Lines containing the string "this" are to be counted. Write only how many there are.

== Dataset content ==
_ _ _ _ _
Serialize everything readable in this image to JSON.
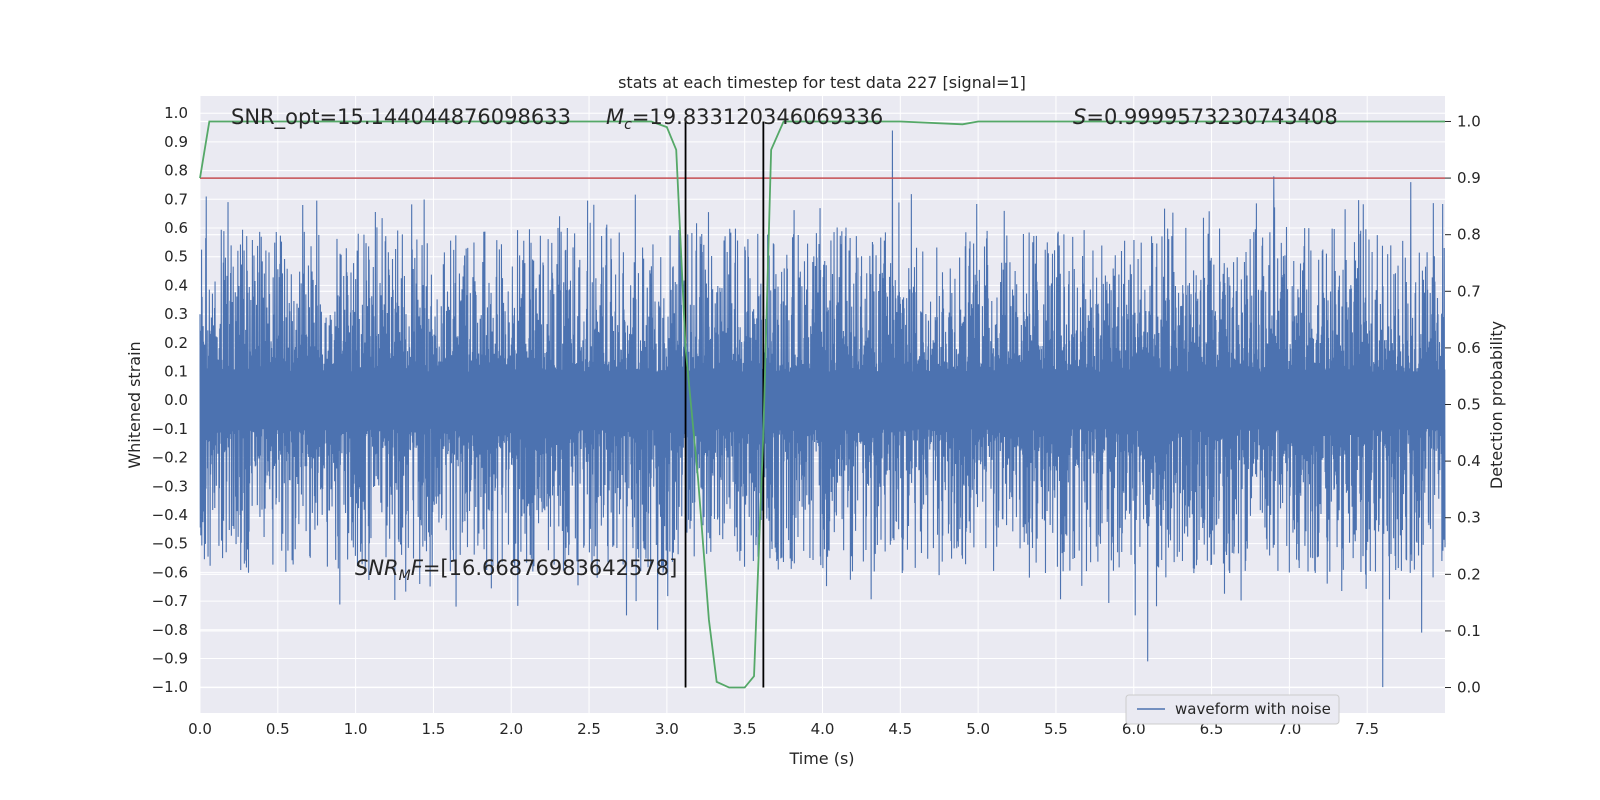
{
  "chart_data": {
    "type": "line",
    "title": "stats at each timestep for test data 227 [signal=1]",
    "xlabel": "Time (s)",
    "ylabel_left": "Whitened strain",
    "ylabel_right": "Detection probability",
    "xlim": [
      0.0,
      8.0
    ],
    "ylim_left": [
      -1.09,
      1.06
    ],
    "ylim_right": [
      -0.045,
      1.045
    ],
    "x_ticks": [
      "0.0",
      "0.5",
      "1.0",
      "1.5",
      "2.0",
      "2.5",
      "3.0",
      "3.5",
      "4.0",
      "4.5",
      "5.0",
      "5.5",
      "6.0",
      "6.5",
      "7.0",
      "7.5"
    ],
    "y_ticks_left": [
      "1.0",
      "0.9",
      "0.8",
      "0.7",
      "0.6",
      "0.5",
      "0.4",
      "0.3",
      "0.2",
      "0.1",
      "0.0",
      "-0.1",
      "-0.2",
      "-0.3",
      "-0.4",
      "-0.5",
      "-0.6",
      "-0.7",
      "-0.8",
      "-0.9",
      "-1.0"
    ],
    "y_ticks_right": [
      "1.0",
      "0.9",
      "0.8",
      "0.7",
      "0.6",
      "0.5",
      "0.4",
      "0.3",
      "0.2",
      "0.1",
      "0.0"
    ],
    "grid": true,
    "legend": {
      "position": "lower-right",
      "entries": [
        "waveform with noise"
      ]
    },
    "annotations": {
      "snr_opt": "SNR_opt=15.144044876098633",
      "mc_symbol": "M",
      "mc_sub": "c",
      "mc_value": "=19.833120346069336",
      "s_symbol": "S",
      "s_value": "=0.9999573230743408",
      "snrmf_symbol": "SNR",
      "snrmf_sub": "M",
      "snrmf_sym2": "F",
      "snrmf_value": "=[16.66876983642578]"
    },
    "series": [
      {
        "name": "waveform with noise",
        "axis": "left",
        "color": "#4c72b0",
        "description_values": {
          "typical_envelope": [
            -0.45,
            0.5
          ],
          "min": -1.0,
          "max": 0.95,
          "duration_s": 8.0
        },
        "spikes": [
          {
            "x": 0.04,
            "y": 0.71
          },
          {
            "x": 0.18,
            "y": 0.69
          },
          {
            "x": 0.66,
            "y": 0.68
          },
          {
            "x": 4.45,
            "y": 0.94
          },
          {
            "x": 6.9,
            "y": 0.78
          },
          {
            "x": 7.78,
            "y": 0.76
          },
          {
            "x": 7.6,
            "y": -1.0
          },
          {
            "x": 6.09,
            "y": -0.91
          },
          {
            "x": 2.94,
            "y": -0.8
          },
          {
            "x": 7.85,
            "y": -0.81
          },
          {
            "x": 2.74,
            "y": -0.75
          },
          {
            "x": 6.01,
            "y": -0.75
          }
        ]
      },
      {
        "name": "detection probability",
        "axis": "right",
        "color": "#55a868",
        "x": [
          0.0,
          0.06,
          0.5,
          1.0,
          2.0,
          2.9,
          3.0,
          3.06,
          3.12,
          3.2,
          3.27,
          3.32,
          3.4,
          3.5,
          3.56,
          3.62,
          3.67,
          3.75,
          4.0,
          4.5,
          4.9,
          5.0,
          6.0,
          7.0,
          8.0
        ],
        "values": [
          0.9,
          1.0,
          1.0,
          1.0,
          1.0,
          1.0,
          0.99,
          0.95,
          0.6,
          0.37,
          0.12,
          0.01,
          0.0,
          0.0,
          0.02,
          0.45,
          0.95,
          1.0,
          1.0,
          1.0,
          0.995,
          1.0,
          1.0,
          1.0,
          1.0
        ]
      }
    ],
    "threshold": {
      "axis": "right",
      "value": 0.9,
      "color": "#c44e52"
    },
    "vlines": {
      "x": [
        3.12,
        3.62
      ],
      "color": "#000000"
    }
  }
}
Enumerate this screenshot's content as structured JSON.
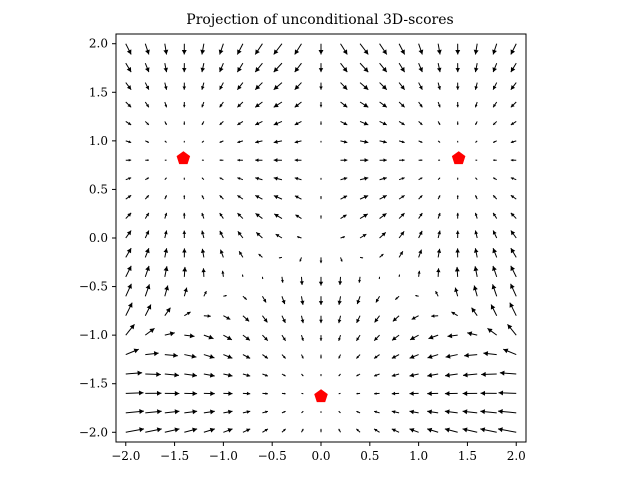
_ _ _ _ _
== Response to the exercise ==
2